DOCUMENT PASSAGE.
--

The ball-tracking technologies currently in use for the DRS - the Hawk-Eye and the Virtual Eye - are being tested by a company called Computer Vision Consulting Limited. The results of the test should be available to the ICC's cricket committee in time for its next meeting in May this year.

Dave Richardson, the ICC's general manager of cricket, told ESPNcricinfo in an interview that the company had been asked to review "the level of accuracy and reliability of the two ball-tracking companies ... In terms of accuracy we want to know whether their virtual depictions of where the ball has pitched and where the ball has impacted the batsman accord with the reality, and whether their predictions as to where the ball would have hit the stumps are correct."

The issue of reliability he said was to find out "the percentage of times they can deliver an accurate tracking. If, in a Test, there are 60 lbw appeals and the ball-tracking technology is only able to deliver an accurate tracking on, for example, 50 of those occasions, then they would not be regarded as very reliable. On the other hand, if they were getting it right on 97 out of 100 occasions, we would probably regard that as being acceptable."

Before the introduction of the DRS in 2008, Richardson said, the ICC had conducted some basic manual testing which had left them satisfied before launching the system. The current test he said was "a far more detailed review by a completely independent party. Hawk-Eye and Virtual Eye both tell us how accurate they are, but this will verify those claims." The contention between the two rival ball-tracker technologies was largely around the number of frame rates offered by their cameras in order to provide data to work with the ball tracker.

The ball-tracking technology was first included as part of the DRS' earliest mandatory requirements but in June, the ICC made it optional, and the Hot Spot infrared thermal imaging camera compulsory. Both technologies have come under criticism, due to a series of what appeared to be flaws.

When responding to the criticism that the ICC should have tested all the available DRS technology thoroughly, Richardson said, "We were satisfied with the testing we did. We tested the accuracy as far as we could, and to an extent it showed that the technology was at least accurate and reliable enough for it to be used in the manner that we have used it."

Most misgivings about the accuracy of the technology, he said, came from people being "misled" by what they saw on TV or the angle of sight while watching a contentious dismissal. The picture of slow motion replays under DRS often came, he said, from cameras set to the side of the bowler's arm rather than directly behind it.

--

EXERCISE OBJECTIVE. Continue the passage on the independent testing of ball-tracking technology for the DRS from the point where it stops.

--

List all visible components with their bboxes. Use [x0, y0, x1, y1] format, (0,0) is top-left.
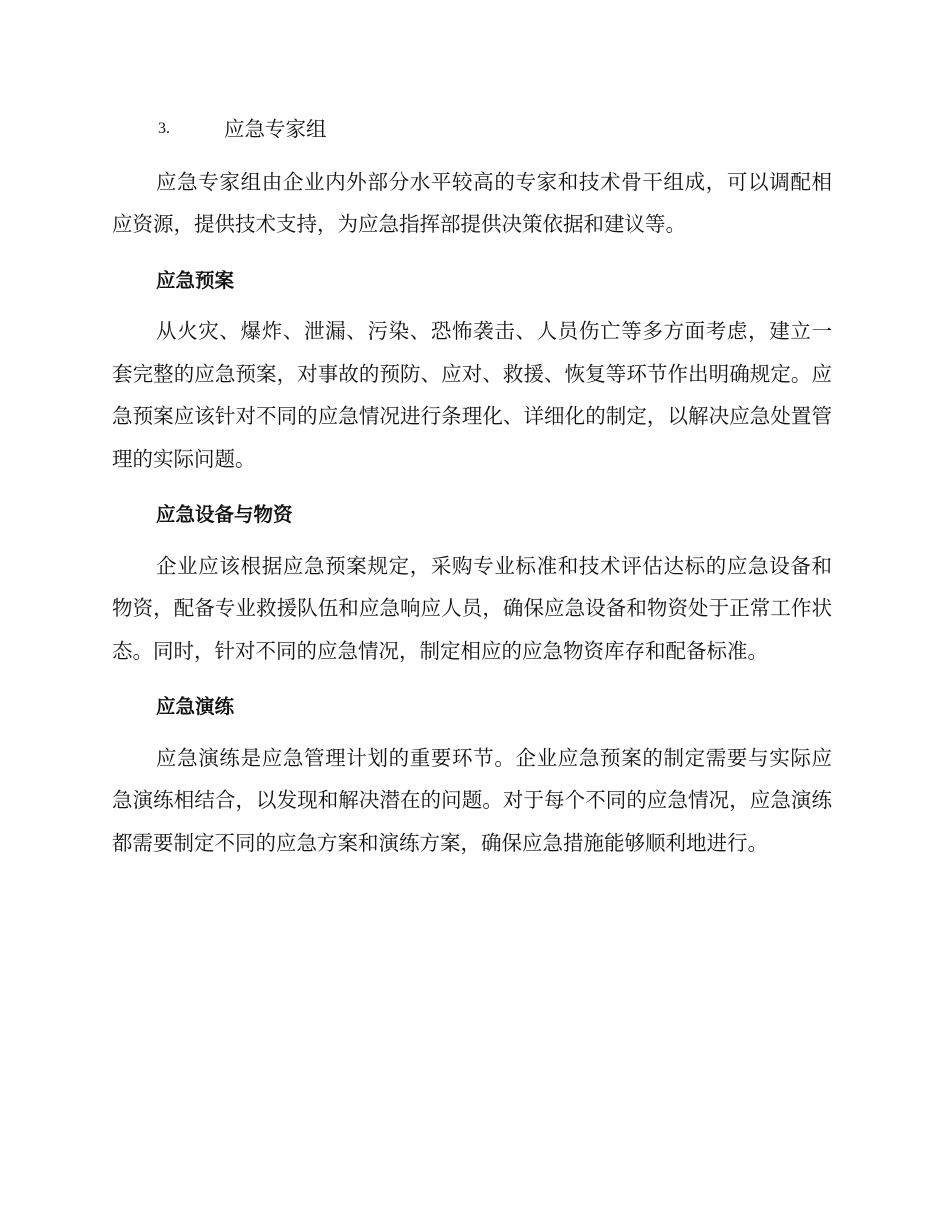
- heading-equipment-supplies: 应急设备与物资: [156, 503, 293, 526]
- section-number: 3.: [158, 120, 170, 137]
- paragraph-expert-group: 应急专家组由企业内外部分水平较高的专家和技术骨干组成，可以调配相应资源，提供技术支持，为应急指挥部提供决策依据和建议等。: [112, 169, 832, 236]
- paragraph-emergency-drill: 应急演练是应急管理计划的重要环节。企业应急预案的制定需要与实际应急演练相结合，以发现和解决潜在的问题。对于每个不同的应急情况，应急演练都需要制定不同的应急方案和演练方案，确保应急措施能够顺利地进行。: [112, 745, 832, 855]
- paragraph-equipment-supplies: 企业应该根据应急预案规定，采购专业标准和技术评估达标的应急设备和物资，配备专业救援队伍和应急响应人员，确保应急设备和物资处于正常工作状态。同时，针对不同的应急情况，制定相应的应急物资库存和配备标准。: [112, 553, 832, 663]
- document-page: [112, 108, 832, 864]
- section-3-title-row: [112, 108, 832, 151]
- heading-emergency-plan: 应急预案: [156, 268, 235, 292]
- heading-emergency-drill: 应急演练: [156, 695, 235, 718]
- section-title-expert-group: 应急专家组: [224, 117, 327, 141]
- paragraph-emergency-plan: 从火灾、爆炸、泄漏、污染、恐怖袭击、人员伤亡等多方面考虑，建立一套完整的应急预案，对事故的预防、应对、救援、恢复等环节作出明确规定。应急预案应该针对不同的应急情况进行条理化、详细化的制定，以解决应急处置管理的实际问题。: [112, 319, 832, 471]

--

EXPECTED ANSWER.
"People see a replay on TV and say, 'That looks as if it was hitting leg stump.' But then Hawk-Eye shows it just missing and you say to yourself, 'That just cannot be.' But what people don't realise is that the camera for the slow-motion replay might not have been behind the bowler's arm. There are three cameras in a row and the one used for slow-motion replays is one of the ones on the side. So, often the picture you see on your TV screen is slightly misleading."

What was needed, he said, was to give the viewer "the evidence to prove that [people] should trust the evidence provided by the ball-tracking technology, not what they might see on television."

There were no plans to test the Hot Spot technology because, "Hot Spot is real, it's not a virtual picture." What the owners will be working on is to make their cameras more sensitive so that the "smallest of touches" could be visible. The priority of the infra-red cameras in use in the DRS was their "sensitivity, that is, its ability to generate a visible heat mark as opposed to clearly defined pictures which look nice but do not provide the level of sensitivity to pick up the faintest of edges."

He admitted what while Hot Spot cameras may not be able to pick up the very faint touches, "they will never show a mark where there is no touch and they are also very useful in distinguishing between whether the ball has touched the bat or gloves, as opposed to, for example, the thigh guard, arm guard, shoulder or helmet."

He said in time, the ICC would like communication between the on-field and third umpire during a DRS discussion to be heard on TV. "Hopefully when the umpires are so confident in the system and so well versed in using it, we will be able to do that. That's the aim."